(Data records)
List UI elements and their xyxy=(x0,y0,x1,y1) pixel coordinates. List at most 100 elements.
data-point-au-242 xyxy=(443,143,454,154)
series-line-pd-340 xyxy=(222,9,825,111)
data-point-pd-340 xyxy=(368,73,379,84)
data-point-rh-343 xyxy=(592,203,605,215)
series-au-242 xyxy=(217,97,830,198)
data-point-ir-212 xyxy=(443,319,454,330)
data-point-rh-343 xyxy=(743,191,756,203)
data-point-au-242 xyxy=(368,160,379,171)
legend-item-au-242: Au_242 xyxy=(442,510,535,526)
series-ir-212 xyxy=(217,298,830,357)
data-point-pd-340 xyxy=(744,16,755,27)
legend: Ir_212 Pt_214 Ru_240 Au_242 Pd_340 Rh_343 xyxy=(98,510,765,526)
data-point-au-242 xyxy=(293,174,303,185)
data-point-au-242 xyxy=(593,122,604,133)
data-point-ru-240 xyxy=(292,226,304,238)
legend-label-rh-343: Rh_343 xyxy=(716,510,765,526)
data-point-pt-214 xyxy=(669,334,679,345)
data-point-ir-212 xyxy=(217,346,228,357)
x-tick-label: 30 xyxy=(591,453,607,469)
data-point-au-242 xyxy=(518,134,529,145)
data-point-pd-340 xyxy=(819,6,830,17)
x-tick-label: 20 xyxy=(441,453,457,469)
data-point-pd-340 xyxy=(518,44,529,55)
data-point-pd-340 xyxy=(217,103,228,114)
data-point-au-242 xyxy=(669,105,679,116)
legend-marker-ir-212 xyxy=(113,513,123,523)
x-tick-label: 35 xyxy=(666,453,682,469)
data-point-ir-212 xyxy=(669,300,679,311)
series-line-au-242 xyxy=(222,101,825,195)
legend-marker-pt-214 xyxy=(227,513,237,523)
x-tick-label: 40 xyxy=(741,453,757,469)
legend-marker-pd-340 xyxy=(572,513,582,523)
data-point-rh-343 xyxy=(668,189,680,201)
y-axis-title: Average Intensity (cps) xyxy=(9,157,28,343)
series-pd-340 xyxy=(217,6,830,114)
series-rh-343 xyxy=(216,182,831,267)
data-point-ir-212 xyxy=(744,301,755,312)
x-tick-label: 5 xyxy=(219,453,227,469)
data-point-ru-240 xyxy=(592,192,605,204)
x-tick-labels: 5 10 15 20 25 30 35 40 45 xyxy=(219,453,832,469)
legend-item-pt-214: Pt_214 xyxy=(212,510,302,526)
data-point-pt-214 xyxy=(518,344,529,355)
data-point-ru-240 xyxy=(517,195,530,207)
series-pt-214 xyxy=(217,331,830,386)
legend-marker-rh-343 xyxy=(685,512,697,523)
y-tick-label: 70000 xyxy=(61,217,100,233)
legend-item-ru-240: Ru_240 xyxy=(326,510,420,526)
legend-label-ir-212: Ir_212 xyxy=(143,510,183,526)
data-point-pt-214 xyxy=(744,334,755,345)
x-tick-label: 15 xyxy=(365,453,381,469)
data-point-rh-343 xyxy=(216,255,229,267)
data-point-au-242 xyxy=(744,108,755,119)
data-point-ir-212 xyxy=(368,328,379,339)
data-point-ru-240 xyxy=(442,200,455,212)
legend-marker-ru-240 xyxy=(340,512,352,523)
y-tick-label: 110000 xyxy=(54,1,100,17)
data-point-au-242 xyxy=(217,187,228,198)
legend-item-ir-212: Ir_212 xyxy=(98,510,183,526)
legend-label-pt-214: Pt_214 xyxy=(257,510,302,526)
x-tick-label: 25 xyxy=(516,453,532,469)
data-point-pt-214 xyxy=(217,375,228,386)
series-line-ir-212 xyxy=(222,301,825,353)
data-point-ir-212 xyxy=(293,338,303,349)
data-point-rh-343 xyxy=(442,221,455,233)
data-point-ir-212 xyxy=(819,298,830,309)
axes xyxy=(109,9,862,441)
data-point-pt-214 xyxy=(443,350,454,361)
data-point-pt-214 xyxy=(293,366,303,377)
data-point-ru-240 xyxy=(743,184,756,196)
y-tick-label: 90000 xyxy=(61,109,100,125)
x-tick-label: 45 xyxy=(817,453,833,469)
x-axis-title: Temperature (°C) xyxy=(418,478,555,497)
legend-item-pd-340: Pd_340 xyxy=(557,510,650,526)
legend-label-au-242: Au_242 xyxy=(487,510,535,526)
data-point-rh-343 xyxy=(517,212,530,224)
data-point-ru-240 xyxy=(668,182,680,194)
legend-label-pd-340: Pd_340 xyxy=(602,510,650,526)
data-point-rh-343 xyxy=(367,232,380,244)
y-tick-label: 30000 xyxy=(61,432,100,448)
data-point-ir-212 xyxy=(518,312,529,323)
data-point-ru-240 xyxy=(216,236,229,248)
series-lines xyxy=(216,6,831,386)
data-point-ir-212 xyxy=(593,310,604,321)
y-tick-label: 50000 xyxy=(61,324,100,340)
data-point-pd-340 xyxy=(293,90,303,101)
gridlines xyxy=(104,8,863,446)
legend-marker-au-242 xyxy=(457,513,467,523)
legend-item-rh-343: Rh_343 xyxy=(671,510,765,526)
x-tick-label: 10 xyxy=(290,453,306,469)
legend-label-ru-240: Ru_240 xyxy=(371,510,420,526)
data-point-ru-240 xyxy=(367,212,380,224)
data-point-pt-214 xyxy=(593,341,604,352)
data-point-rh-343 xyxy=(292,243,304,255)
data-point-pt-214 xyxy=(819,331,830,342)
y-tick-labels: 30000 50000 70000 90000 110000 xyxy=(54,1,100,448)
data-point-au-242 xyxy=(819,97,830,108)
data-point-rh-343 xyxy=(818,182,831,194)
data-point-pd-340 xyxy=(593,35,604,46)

● PROBLEM REQUIREMENTS: Print all of the items above again, line for line, without changing anything.

● RESPONSE TO THE TASK:
List UI elements and their xyxy=(x0,y0,x1,y1) pixel coordinates. List at most 100 elements.
data-point-au-242 xyxy=(443,143,454,154)
series-line-pd-340 xyxy=(222,9,825,111)
data-point-pd-340 xyxy=(368,73,379,84)
data-point-rh-343 xyxy=(592,203,605,215)
series-au-242 xyxy=(217,97,830,198)
data-point-ir-212 xyxy=(443,319,454,330)
data-point-rh-343 xyxy=(743,191,756,203)
data-point-au-242 xyxy=(368,160,379,171)
legend-item-au-242: Au_242 xyxy=(442,510,535,526)
series-ir-212 xyxy=(217,298,830,357)
data-point-pd-340 xyxy=(744,16,755,27)
legend: Ir_212 Pt_214 Ru_240 Au_242 Pd_340 Rh_343 xyxy=(98,510,765,526)
data-point-au-242 xyxy=(293,174,303,185)
data-point-au-242 xyxy=(593,122,604,133)
data-point-ru-240 xyxy=(292,226,304,238)
legend-label-rh-343: Rh_343 xyxy=(716,510,765,526)
data-point-pt-214 xyxy=(669,334,679,345)
data-point-ir-212 xyxy=(217,346,228,357)
x-tick-label: 30 xyxy=(591,453,607,469)
data-point-au-242 xyxy=(518,134,529,145)
data-point-pd-340 xyxy=(819,6,830,17)
x-tick-label: 20 xyxy=(441,453,457,469)
data-point-pd-340 xyxy=(518,44,529,55)
data-point-pd-340 xyxy=(217,103,228,114)
data-point-au-242 xyxy=(669,105,679,116)
legend-marker-ir-212 xyxy=(113,513,123,523)
x-tick-label: 35 xyxy=(666,453,682,469)
data-point-ir-212 xyxy=(669,300,679,311)
series-line-au-242 xyxy=(222,101,825,195)
legend-marker-pt-214 xyxy=(227,513,237,523)
x-tick-label: 40 xyxy=(741,453,757,469)
legend-marker-pd-340 xyxy=(572,513,582,523)
data-point-rh-343 xyxy=(668,189,680,201)
y-axis-title: Average Intensity (cps) xyxy=(9,157,28,343)
series-pd-340 xyxy=(217,6,830,114)
series-rh-343 xyxy=(216,182,831,267)
data-point-ir-212 xyxy=(744,301,755,312)
x-tick-label: 5 xyxy=(219,453,227,469)
data-point-ru-240 xyxy=(592,192,605,204)
x-tick-labels: 5 10 15 20 25 30 35 40 45 xyxy=(219,453,832,469)
legend-item-pt-214: Pt_214 xyxy=(212,510,302,526)
data-point-pt-214 xyxy=(518,344,529,355)
data-point-ru-240 xyxy=(517,195,530,207)
series-pt-214 xyxy=(217,331,830,386)
legend-marker-rh-343 xyxy=(685,512,697,523)
y-tick-label: 70000 xyxy=(61,217,100,233)
legend-item-ru-240: Ru_240 xyxy=(326,510,420,526)
legend-label-ir-212: Ir_212 xyxy=(143,510,183,526)
data-point-pt-214 xyxy=(744,334,755,345)
x-tick-label: 15 xyxy=(365,453,381,469)
data-point-rh-343 xyxy=(216,255,229,267)
data-point-au-242 xyxy=(744,108,755,119)
data-point-ir-212 xyxy=(368,328,379,339)
data-point-ru-240 xyxy=(442,200,455,212)
legend-marker-ru-240 xyxy=(340,512,352,523)
y-tick-label: 110000 xyxy=(54,1,100,17)
data-point-au-242 xyxy=(217,187,228,198)
legend-item-ir-212: Ir_212 xyxy=(98,510,183,526)
legend-label-pt-214: Pt_214 xyxy=(257,510,302,526)
x-tick-label: 25 xyxy=(516,453,532,469)
data-point-pt-214 xyxy=(217,375,228,386)
series-line-ir-212 xyxy=(222,301,825,353)
data-point-ir-212 xyxy=(293,338,303,349)
data-point-rh-343 xyxy=(442,221,455,233)
data-point-ir-212 xyxy=(819,298,830,309)
axes xyxy=(109,9,862,441)
data-point-pt-214 xyxy=(443,350,454,361)
data-point-pt-214 xyxy=(293,366,303,377)
data-point-ru-240 xyxy=(743,184,756,196)
y-tick-label: 90000 xyxy=(61,109,100,125)
x-tick-label: 45 xyxy=(817,453,833,469)
x-axis-title: Temperature (°C) xyxy=(418,478,555,497)
legend-item-pd-340: Pd_340 xyxy=(557,510,650,526)
legend-label-au-242: Au_242 xyxy=(487,510,535,526)
data-point-rh-343 xyxy=(517,212,530,224)
data-point-ru-240 xyxy=(668,182,680,194)
legend-label-pd-340: Pd_340 xyxy=(602,510,650,526)
data-point-rh-343 xyxy=(367,232,380,244)
y-tick-label: 30000 xyxy=(61,432,100,448)
data-point-ir-212 xyxy=(518,312,529,323)
data-point-ru-240 xyxy=(216,236,229,248)
series-lines xyxy=(216,6,831,386)
data-point-ir-212 xyxy=(593,310,604,321)
y-tick-label: 50000 xyxy=(61,324,100,340)
data-point-pd-340 xyxy=(293,90,303,101)
gridlines xyxy=(104,8,863,446)
legend-marker-au-242 xyxy=(457,513,467,523)
legend-item-rh-343: Rh_343 xyxy=(671,510,765,526)
x-tick-label: 10 xyxy=(290,453,306,469)
legend-label-ru-240: Ru_240 xyxy=(371,510,420,526)
data-point-ru-240 xyxy=(367,212,380,224)
data-point-pt-214 xyxy=(593,341,604,352)
data-point-rh-343 xyxy=(292,243,304,255)
data-point-pt-214 xyxy=(819,331,830,342)
y-tick-labels: 30000 50000 70000 90000 110000 xyxy=(54,1,100,448)
data-point-au-242 xyxy=(819,97,830,108)
data-point-rh-343 xyxy=(818,182,831,194)
data-point-pd-340 xyxy=(593,35,604,46)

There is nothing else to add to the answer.